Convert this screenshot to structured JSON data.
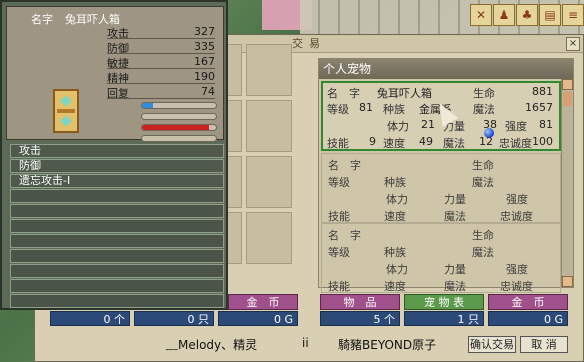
{
  "toolbar": {
    "icons": [
      "x-pose-icon",
      "figure-icon",
      "group-icon",
      "card-icon",
      "scroll-icon",
      "shield-icon"
    ]
  },
  "trade": {
    "title": "交易",
    "close_label": "×",
    "confirm_label": "确认交易",
    "cancel_label": "取 消"
  },
  "info": {
    "name_label": "名字",
    "name_value": "兔耳吓人箱",
    "stats": [
      {
        "key": "攻击",
        "value": "327"
      },
      {
        "key": "防御",
        "value": "335"
      },
      {
        "key": "敏捷",
        "value": "167"
      },
      {
        "key": "精神",
        "value": "190"
      },
      {
        "key": "回复",
        "value": "74"
      }
    ],
    "bars": [
      {
        "fraction": 0.15,
        "color": "#2f8de4"
      },
      {
        "fraction": 0.0,
        "color": "#999"
      },
      {
        "fraction": 0.9,
        "color": "#cc2222"
      },
      {
        "fraction": 0.0,
        "color": "#999"
      }
    ],
    "skills": [
      "攻击",
      "防御",
      "遗忘攻击-I",
      "",
      "",
      "",
      "",
      "",
      "",
      "",
      ""
    ]
  },
  "pets": {
    "title": "个人宠物",
    "cards": [
      {
        "name_label": "名　字",
        "name": "兔耳吓人箱",
        "hp_label": "生命",
        "hp": "881",
        "level_label": "等级",
        "level": "81",
        "race_label": "种族",
        "race": "金属系",
        "mp_label": "魔法",
        "mp": "1657",
        "vit_label": "体力",
        "vit": "21",
        "str_label": "力量",
        "str": "38",
        "tough_label": "强度",
        "tough": "81",
        "skill_label": "技能",
        "skill": "9",
        "spd_label": "速度",
        "spd": "49",
        "mag_label": "魔法",
        "mag": "12",
        "loy_label": "忠诚度",
        "loy": "100"
      },
      {
        "name_label": "名　字",
        "name": "",
        "hp_label": "生命",
        "hp": "",
        "level_label": "等级",
        "level": "",
        "race_label": "种族",
        "race": "",
        "mp_label": "魔法",
        "mp": "",
        "vit_label": "体力",
        "vit": "",
        "str_label": "力量",
        "str": "",
        "tough_label": "强度",
        "tough": "",
        "skill_label": "技能",
        "skill": "",
        "spd_label": "速度",
        "spd": "",
        "mag_label": "魔法",
        "mag": "",
        "loy_label": "忠诚度",
        "loy": ""
      },
      {
        "name_label": "名　字",
        "name": "",
        "hp_label": "生命",
        "hp": "",
        "level_label": "等级",
        "level": "",
        "race_label": "种族",
        "race": "",
        "mp_label": "魔法",
        "mp": "",
        "vit_label": "体力",
        "vit": "",
        "str_label": "力量",
        "str": "",
        "tough_label": "强度",
        "tough": "",
        "skill_label": "技能",
        "skill": "",
        "spd_label": "速度",
        "spd": "",
        "mag_label": "魔法",
        "mag": "",
        "loy_label": "忠诚度",
        "loy": ""
      }
    ]
  },
  "left_bar": {
    "gold_label": "金　币",
    "items_value": "0 个",
    "pets_value": "0 只",
    "gold_value": "0 G",
    "player_name": "﹏Melody、精灵"
  },
  "right_bar": {
    "items_label": "物　品",
    "pets_label": "宠 物 表",
    "gold_label": "金　币",
    "items_value": "5 个",
    "pets_value": "1 只",
    "gold_value": "0 G",
    "player_name": "騎豬BEYOND原子"
  },
  "separator": "ii"
}
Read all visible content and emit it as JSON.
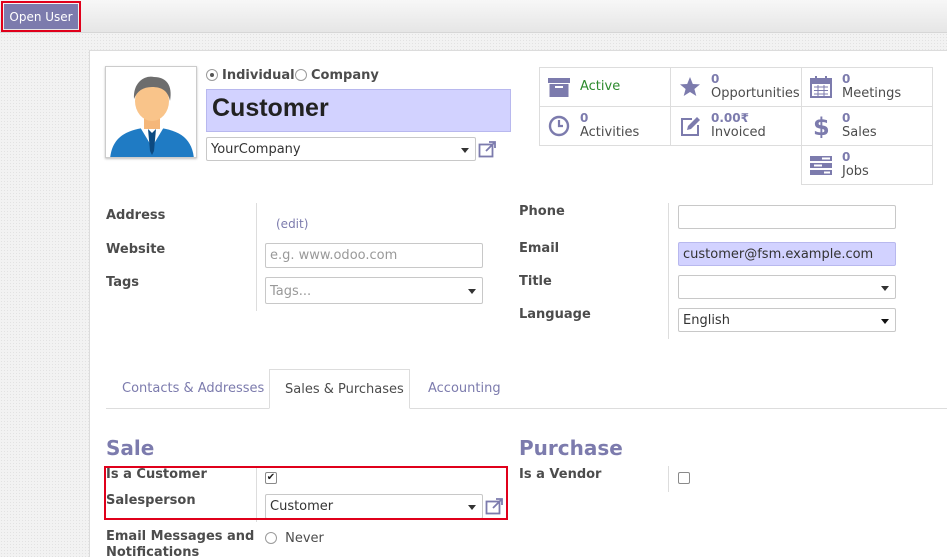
{
  "toolbar": {
    "open_user_label": "Open User"
  },
  "partner": {
    "type_options": [
      "Individual",
      "Company"
    ],
    "type_selected": "Individual",
    "name": "Customer",
    "company": "YourCompany"
  },
  "smart_buttons": {
    "active": {
      "label": "Active",
      "icon": "archive-icon",
      "color": "#2d8a2d"
    },
    "opportunities": {
      "count": "0",
      "label": "Opportunities",
      "icon": "star-icon"
    },
    "meetings": {
      "count": "0",
      "label": "Meetings",
      "icon": "calendar-icon"
    },
    "activities": {
      "count": "0",
      "label": "Activities",
      "icon": "clock-icon"
    },
    "invoiced": {
      "count": "0.00₹",
      "label": "Invoiced",
      "icon": "pencil-square-icon"
    },
    "sales": {
      "count": "0",
      "label": "Sales",
      "icon": "dollar-icon"
    },
    "jobs": {
      "count": "0",
      "label": "Jobs",
      "icon": "tasks-icon"
    }
  },
  "left_fields": {
    "address_label": "Address",
    "address_edit": "(edit)",
    "website_label": "Website",
    "website_placeholder": "e.g. www.odoo.com",
    "tags_label": "Tags",
    "tags_placeholder": "Tags..."
  },
  "right_fields": {
    "phone_label": "Phone",
    "phone_value": "",
    "email_label": "Email",
    "email_value": "customer@fsm.example.com",
    "title_label": "Title",
    "title_value": "",
    "language_label": "Language",
    "language_value": "English"
  },
  "tabs": [
    {
      "label": "Contacts & Addresses",
      "active": false
    },
    {
      "label": "Sales & Purchases",
      "active": true
    },
    {
      "label": "Accounting",
      "active": false
    }
  ],
  "sale": {
    "title": "Sale",
    "is_customer_label": "Is a Customer",
    "is_customer": true,
    "salesperson_label": "Salesperson",
    "salesperson_value": "Customer",
    "email_messages_label_line1": "Email Messages and",
    "email_messages_label_line2": "Notifications",
    "email_messages_option": "Never"
  },
  "purchase": {
    "title": "Purchase",
    "is_vendor_label": "Is a Vendor",
    "is_vendor": false
  },
  "colors": {
    "accent": "#7c7bad",
    "highlight": "#e0001b",
    "field_required": "#d2d2ff"
  }
}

• **STATED TASK**
The listing above must be printed again exactly, minus its pictures.

• **COMPLETE ANSWER**
Convert this screenshot to structured JSON data.
{
  "toolbar": {
    "icons": [
      "x-pose-icon",
      "figure-icon",
      "group-icon",
      "card-icon",
      "scroll-icon",
      "shield-icon"
    ]
  },
  "trade": {
    "title": "交易",
    "close_label": "×",
    "confirm_label": "确认交易",
    "cancel_label": "取 消"
  },
  "info": {
    "name_label": "名字",
    "name_value": "兔耳吓人箱",
    "stats": [
      {
        "key": "攻击",
        "value": "327"
      },
      {
        "key": "防御",
        "value": "335"
      },
      {
        "key": "敏捷",
        "value": "167"
      },
      {
        "key": "精神",
        "value": "190"
      },
      {
        "key": "回复",
        "value": "74"
      }
    ],
    "bars": [
      {
        "fraction": 0.15,
        "color": "#2f8de4"
      },
      {
        "fraction": 0.0,
        "color": "#999"
      },
      {
        "fraction": 0.9,
        "color": "#cc2222"
      },
      {
        "fraction": 0.0,
        "color": "#999"
      }
    ],
    "skills": [
      "攻击",
      "防御",
      "遗忘攻击-I",
      "",
      "",
      "",
      "",
      "",
      "",
      "",
      ""
    ]
  },
  "pets": {
    "title": "个人宠物",
    "cards": [
      {
        "name_label": "名　字",
        "name": "兔耳吓人箱",
        "hp_label": "生命",
        "hp": "881",
        "level_label": "等级",
        "level": "81",
        "race_label": "种族",
        "race": "金属系",
        "mp_label": "魔法",
        "mp": "1657",
        "vit_label": "体力",
        "vit": "21",
        "str_label": "力量",
        "str": "38",
        "tough_label": "强度",
        "tough": "81",
        "skill_label": "技能",
        "skill": "9",
        "spd_label": "速度",
        "spd": "49",
        "mag_label": "魔法",
        "mag": "12",
        "loy_label": "忠诚度",
        "loy": "100"
      },
      {
        "name_label": "名　字",
        "name": "",
        "hp_label": "生命",
        "hp": "",
        "level_label": "等级",
        "level": "",
        "race_label": "种族",
        "race": "",
        "mp_label": "魔法",
        "mp": "",
        "vit_label": "体力",
        "vit": "",
        "str_label": "力量",
        "str": "",
        "tough_label": "强度",
        "tough": "",
        "skill_label": "技能",
        "skill": "",
        "spd_label": "速度",
        "spd": "",
        "mag_label": "魔法",
        "mag": "",
        "loy_label": "忠诚度",
        "loy": ""
      },
      {
        "name_label": "名　字",
        "name": "",
        "hp_label": "生命",
        "hp": "",
        "level_label": "等级",
        "level": "",
        "race_label": "种族",
        "race": "",
        "mp_label": "魔法",
        "mp": "",
        "vit_label": "体力",
        "vit": "",
        "str_label": "力量",
        "str": "",
        "tough_label": "强度",
        "tough": "",
        "skill_label": "技能",
        "skill": "",
        "spd_label": "速度",
        "spd": "",
        "mag_label": "魔法",
        "mag": "",
        "loy_label": "忠诚度",
        "loy": ""
      }
    ]
  },
  "left_bar": {
    "gold_label": "金　币",
    "items_value": "0 个",
    "pets_value": "0 只",
    "gold_value": "0 G",
    "player_name": "﹏Melody、精灵"
  },
  "right_bar": {
    "items_label": "物　品",
    "pets_label": "宠 物 表",
    "gold_label": "金　币",
    "items_value": "5 个",
    "pets_value": "1 只",
    "gold_value": "0 G",
    "player_name": "騎豬BEYOND原子"
  },
  "separator": "ii"
}
Read all visible content and emit it as JSON.
{
  "toolbar": {
    "open_user_label": "Open User"
  },
  "partner": {
    "type_options": [
      "Individual",
      "Company"
    ],
    "type_selected": "Individual",
    "name": "Customer",
    "company": "YourCompany"
  },
  "smart_buttons": {
    "active": {
      "label": "Active",
      "icon": "archive-icon",
      "color": "#2d8a2d"
    },
    "opportunities": {
      "count": "0",
      "label": "Opportunities",
      "icon": "star-icon"
    },
    "meetings": {
      "count": "0",
      "label": "Meetings",
      "icon": "calendar-icon"
    },
    "activities": {
      "count": "0",
      "label": "Activities",
      "icon": "clock-icon"
    },
    "invoiced": {
      "count": "0.00₹",
      "label": "Invoiced",
      "icon": "pencil-square-icon"
    },
    "sales": {
      "count": "0",
      "label": "Sales",
      "icon": "dollar-icon"
    },
    "jobs": {
      "count": "0",
      "label": "Jobs",
      "icon": "tasks-icon"
    }
  },
  "left_fields": {
    "address_label": "Address",
    "address_edit": "(edit)",
    "website_label": "Website",
    "website_placeholder": "e.g. www.odoo.com",
    "tags_label": "Tags",
    "tags_placeholder": "Tags..."
  },
  "right_fields": {
    "phone_label": "Phone",
    "phone_value": "",
    "email_label": "Email",
    "email_value": "customer@fsm.example.com",
    "title_label": "Title",
    "title_value": "",
    "language_label": "Language",
    "language_value": "English"
  },
  "tabs": [
    {
      "label": "Contacts & Addresses",
      "active": false
    },
    {
      "label": "Sales & Purchases",
      "active": true
    },
    {
      "label": "Accounting",
      "active": false
    }
  ],
  "sale": {
    "title": "Sale",
    "is_customer_label": "Is a Customer",
    "is_customer": true,
    "salesperson_label": "Salesperson",
    "salesperson_value": "Customer",
    "email_messages_label_line1": "Email Messages and",
    "email_messages_label_line2": "Notifications",
    "email_messages_option": "Never"
  },
  "purchase": {
    "title": "Purchase",
    "is_vendor_label": "Is a Vendor",
    "is_vendor": false
  },
  "colors": {
    "accent": "#7c7bad",
    "highlight": "#e0001b",
    "field_required": "#d2d2ff"
  }
}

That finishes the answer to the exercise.